[Exercise directions] Retype the listing that follows, word for word.

— Begin —

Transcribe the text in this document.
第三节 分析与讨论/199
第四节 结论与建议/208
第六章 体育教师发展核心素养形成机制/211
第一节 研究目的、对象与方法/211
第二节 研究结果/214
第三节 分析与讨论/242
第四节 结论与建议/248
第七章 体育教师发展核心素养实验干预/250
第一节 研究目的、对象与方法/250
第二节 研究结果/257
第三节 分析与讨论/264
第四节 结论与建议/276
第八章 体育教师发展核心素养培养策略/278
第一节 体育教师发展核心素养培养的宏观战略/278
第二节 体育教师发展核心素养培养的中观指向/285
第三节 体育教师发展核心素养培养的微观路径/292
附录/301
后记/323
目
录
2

— End —

[Output below]
Transcribe the text in this document.
第三节 分析与讨论/199
第四节 结论与建议/208
第六章 体育教师发展核心素养形成机制/211
第一节 研究目的、对象与方法/211
第二节 研究结果/214
第三节 分析与讨论/242
第四节 结论与建议/248
第七章 体育教师发展核心素养实验干预/250
第一节 研究目的、对象与方法/250
第二节 研究结果/257
第三节 分析与讨论/264
第四节 结论与建议/276
第八章 体育教师发展核心素养培养策略/278
第一节 体育教师发展核心素养培养的宏观战略/278
第二节 体育教师发展核心素养培养的中观指向/285
第三节 体育教师发展核心素养培养的微观路径/292
附录/301
后记/323
目
录
2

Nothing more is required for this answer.